Bir süredir ekip olarak genel yoğunluğumuz nedeniyle ara vermek durmunda kaldığımız Writer’s Blog serimiz üçüncü bölümüyle birlikte nihayet karşınızda! Bu seferki konumuz devamı gelmediği için bizi boynu bükük bırakan, bir umut belki bir gün gelir diye yolunu gözlediğimiz oyunlar. Her Writer’s Blog bölümünde olduğu gibi bu sefer de baştan belirtelim: Bu liste tamamen şahsi görüşleri içermekte olup, kesinlikle objektif değildir! Ancak yine de sizin de devamının gelmesini beklediğiniz oyunları merak ettiğimiz için, sizin şahsi fikirlerinizi de yorumlar kısmında görmeyi çok isteriz! Eh, hadi buyrun o zaman: Bakalım Lorekeeper ekibinin devamını en çok görmek istediği oyunlar nelermiş?
THE LOST VIKINGS
(Reywyn – Emre İnal)

** Verilen bilgiler **
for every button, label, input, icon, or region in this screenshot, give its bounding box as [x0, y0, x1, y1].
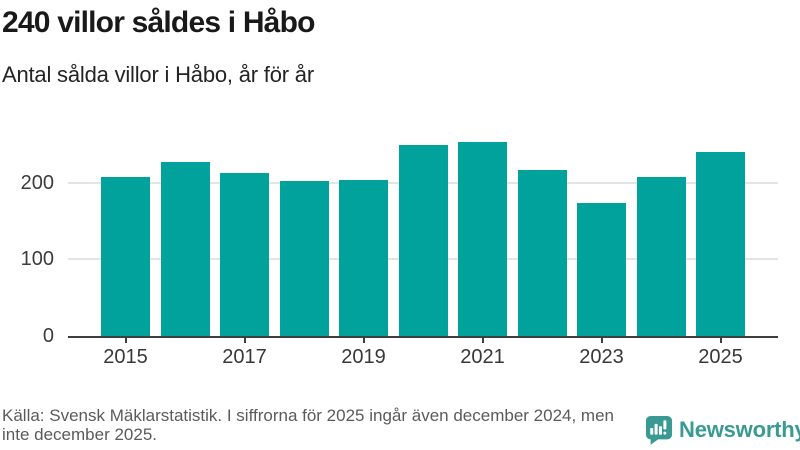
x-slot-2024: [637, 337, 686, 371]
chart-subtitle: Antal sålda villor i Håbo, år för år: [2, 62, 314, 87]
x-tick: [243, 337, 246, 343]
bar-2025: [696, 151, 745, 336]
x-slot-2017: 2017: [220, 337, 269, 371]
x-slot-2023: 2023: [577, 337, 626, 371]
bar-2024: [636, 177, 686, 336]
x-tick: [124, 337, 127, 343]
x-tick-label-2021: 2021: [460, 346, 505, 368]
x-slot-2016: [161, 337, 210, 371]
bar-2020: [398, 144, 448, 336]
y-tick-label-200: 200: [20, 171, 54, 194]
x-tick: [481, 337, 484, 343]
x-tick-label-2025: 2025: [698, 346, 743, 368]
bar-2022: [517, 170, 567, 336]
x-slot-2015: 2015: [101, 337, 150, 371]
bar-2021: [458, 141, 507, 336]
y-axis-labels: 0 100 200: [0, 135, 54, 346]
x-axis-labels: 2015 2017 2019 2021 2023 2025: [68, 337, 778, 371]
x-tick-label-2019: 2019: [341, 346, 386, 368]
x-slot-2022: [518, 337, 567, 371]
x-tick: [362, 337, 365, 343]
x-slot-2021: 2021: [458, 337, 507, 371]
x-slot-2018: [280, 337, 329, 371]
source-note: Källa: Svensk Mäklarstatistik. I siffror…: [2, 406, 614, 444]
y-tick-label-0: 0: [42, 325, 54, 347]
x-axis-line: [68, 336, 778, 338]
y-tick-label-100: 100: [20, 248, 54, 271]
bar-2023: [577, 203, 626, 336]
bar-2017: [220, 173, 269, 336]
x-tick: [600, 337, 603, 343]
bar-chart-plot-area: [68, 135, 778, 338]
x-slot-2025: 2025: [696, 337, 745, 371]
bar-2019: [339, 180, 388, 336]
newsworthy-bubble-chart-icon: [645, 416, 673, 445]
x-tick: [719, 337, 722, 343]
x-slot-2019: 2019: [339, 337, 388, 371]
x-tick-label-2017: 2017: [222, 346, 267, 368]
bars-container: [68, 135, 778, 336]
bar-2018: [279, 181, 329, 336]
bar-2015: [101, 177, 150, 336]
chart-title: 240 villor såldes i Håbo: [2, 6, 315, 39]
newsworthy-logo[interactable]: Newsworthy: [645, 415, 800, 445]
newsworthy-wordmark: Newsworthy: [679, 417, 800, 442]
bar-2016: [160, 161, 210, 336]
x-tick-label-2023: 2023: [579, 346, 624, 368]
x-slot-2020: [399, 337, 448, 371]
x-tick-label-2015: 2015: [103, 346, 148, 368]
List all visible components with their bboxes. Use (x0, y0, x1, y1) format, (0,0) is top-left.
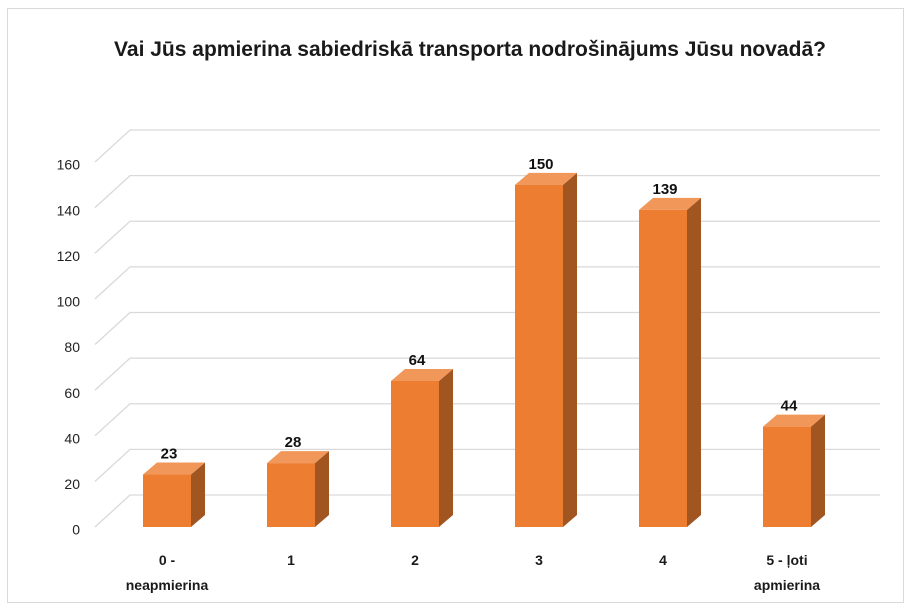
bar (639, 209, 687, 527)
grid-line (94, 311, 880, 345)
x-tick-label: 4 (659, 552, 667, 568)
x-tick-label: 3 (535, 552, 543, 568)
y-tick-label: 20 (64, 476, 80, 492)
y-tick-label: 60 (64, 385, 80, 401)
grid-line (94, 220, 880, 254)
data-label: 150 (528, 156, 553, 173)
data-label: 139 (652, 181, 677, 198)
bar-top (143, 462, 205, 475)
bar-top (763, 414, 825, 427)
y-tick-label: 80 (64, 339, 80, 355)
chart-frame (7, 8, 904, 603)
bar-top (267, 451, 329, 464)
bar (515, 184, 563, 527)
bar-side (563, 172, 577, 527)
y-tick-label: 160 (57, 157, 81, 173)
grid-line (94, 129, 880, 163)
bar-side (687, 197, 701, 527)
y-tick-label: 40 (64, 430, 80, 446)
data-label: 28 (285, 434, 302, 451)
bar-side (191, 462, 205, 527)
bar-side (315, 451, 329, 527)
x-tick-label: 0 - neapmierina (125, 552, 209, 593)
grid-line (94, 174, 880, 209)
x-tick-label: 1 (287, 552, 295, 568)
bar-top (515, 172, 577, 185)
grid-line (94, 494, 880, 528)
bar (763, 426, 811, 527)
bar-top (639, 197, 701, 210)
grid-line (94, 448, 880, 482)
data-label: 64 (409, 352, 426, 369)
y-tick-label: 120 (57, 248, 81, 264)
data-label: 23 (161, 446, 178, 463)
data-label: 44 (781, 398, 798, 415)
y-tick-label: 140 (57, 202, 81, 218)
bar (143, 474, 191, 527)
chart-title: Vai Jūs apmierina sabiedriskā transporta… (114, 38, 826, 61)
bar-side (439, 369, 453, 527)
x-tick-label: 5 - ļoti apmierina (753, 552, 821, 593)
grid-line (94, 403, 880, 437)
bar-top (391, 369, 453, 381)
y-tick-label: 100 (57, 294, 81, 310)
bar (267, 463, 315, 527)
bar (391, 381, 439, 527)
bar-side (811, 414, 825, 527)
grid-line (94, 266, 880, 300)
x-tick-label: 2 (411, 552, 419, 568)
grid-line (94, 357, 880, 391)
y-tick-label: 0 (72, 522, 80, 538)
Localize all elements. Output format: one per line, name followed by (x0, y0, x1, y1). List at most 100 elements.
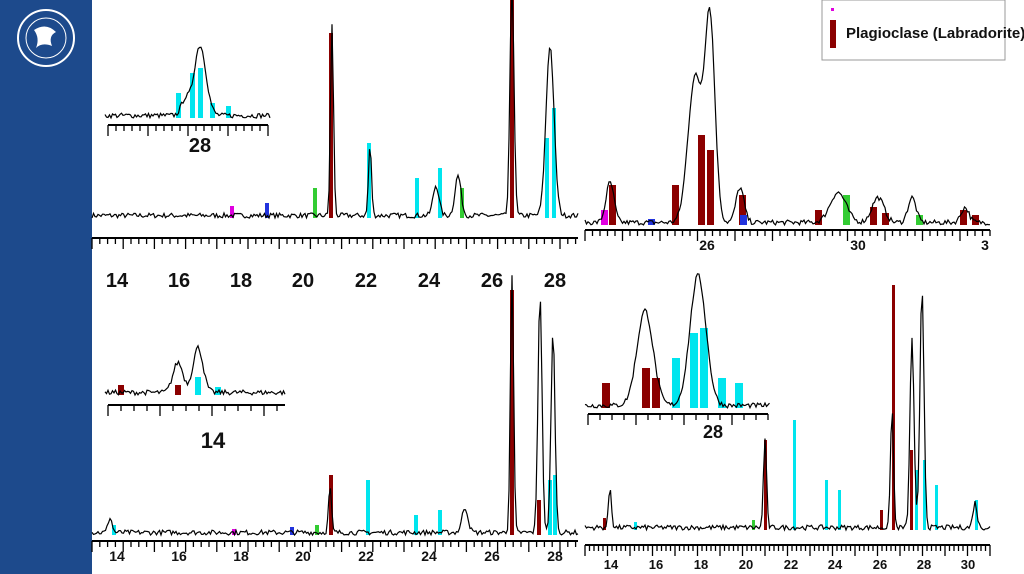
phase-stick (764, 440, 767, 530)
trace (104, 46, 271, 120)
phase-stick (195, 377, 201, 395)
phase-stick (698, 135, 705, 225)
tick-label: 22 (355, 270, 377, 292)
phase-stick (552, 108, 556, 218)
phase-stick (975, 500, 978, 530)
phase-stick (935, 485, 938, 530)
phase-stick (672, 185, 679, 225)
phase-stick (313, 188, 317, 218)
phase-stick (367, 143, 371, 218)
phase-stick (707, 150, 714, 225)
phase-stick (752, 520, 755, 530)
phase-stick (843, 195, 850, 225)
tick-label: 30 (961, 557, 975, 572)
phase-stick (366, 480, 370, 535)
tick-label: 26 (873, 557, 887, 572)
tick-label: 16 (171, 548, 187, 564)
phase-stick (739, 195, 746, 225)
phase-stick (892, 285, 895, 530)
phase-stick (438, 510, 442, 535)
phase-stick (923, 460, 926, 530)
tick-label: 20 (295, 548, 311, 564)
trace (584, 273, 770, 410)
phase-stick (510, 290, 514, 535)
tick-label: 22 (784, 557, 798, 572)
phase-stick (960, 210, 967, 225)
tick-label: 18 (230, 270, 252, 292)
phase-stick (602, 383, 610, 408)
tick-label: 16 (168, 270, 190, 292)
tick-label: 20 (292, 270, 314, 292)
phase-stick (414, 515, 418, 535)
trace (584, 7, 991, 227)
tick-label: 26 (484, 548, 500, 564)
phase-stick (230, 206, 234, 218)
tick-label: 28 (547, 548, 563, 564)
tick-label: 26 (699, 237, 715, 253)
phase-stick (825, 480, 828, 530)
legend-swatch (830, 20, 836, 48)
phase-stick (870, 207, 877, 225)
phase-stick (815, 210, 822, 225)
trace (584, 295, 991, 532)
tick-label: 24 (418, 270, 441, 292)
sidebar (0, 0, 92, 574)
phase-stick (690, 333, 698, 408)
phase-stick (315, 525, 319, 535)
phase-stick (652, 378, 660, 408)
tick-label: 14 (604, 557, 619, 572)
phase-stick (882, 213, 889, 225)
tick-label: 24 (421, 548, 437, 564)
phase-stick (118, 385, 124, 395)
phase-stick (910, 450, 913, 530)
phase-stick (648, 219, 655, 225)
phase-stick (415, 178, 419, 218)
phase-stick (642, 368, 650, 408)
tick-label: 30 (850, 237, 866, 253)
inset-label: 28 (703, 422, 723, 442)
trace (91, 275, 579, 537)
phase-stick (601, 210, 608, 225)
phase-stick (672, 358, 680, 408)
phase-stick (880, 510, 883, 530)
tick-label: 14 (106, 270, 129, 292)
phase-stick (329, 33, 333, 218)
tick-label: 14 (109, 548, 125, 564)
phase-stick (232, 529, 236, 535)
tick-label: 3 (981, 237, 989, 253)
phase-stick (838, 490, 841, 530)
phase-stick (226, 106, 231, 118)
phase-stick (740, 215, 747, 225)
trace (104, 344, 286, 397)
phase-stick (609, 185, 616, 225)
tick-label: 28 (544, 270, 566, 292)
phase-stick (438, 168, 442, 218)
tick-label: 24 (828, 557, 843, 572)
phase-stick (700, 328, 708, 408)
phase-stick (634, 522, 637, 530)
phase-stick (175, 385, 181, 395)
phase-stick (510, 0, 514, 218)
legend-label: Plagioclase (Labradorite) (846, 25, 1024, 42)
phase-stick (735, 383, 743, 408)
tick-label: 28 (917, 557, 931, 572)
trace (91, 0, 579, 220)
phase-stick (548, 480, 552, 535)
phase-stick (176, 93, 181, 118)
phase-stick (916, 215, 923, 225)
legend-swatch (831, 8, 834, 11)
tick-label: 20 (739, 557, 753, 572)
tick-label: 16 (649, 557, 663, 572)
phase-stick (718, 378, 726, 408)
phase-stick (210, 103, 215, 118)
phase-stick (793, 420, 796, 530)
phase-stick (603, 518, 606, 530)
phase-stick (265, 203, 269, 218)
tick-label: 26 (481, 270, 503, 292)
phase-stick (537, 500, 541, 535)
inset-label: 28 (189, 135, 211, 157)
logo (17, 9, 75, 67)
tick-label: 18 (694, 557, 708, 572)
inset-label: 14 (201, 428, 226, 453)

** Görevler **
- a) Kaynak yazıda geçen bütün özel adları, her birini bir kez yazarak sıralayın.
- b) Kaynak yazıyı iki cümleyle özetleyin.

** Görevlerin cevapları **
- a) Writer’s Blog, Lorekeeper, The Lost Vikings, Reywyn, Emre İnal

- b) Yoğunluk nedeniyle ara verilen Writer’s Blog serisinin üçüncü bölümü, devamı gelmediği için Lorekeeper ekibinin hâlâ yolunu gözlediği oyunları konu alıyor. Yazarlar bu listenin tamamen şahsi görüşlere dayandığını ve objektif olmadığını belirtiyor, okurların da devamını bekledikleri oyunları yorumlarda paylaşmasını istiyor.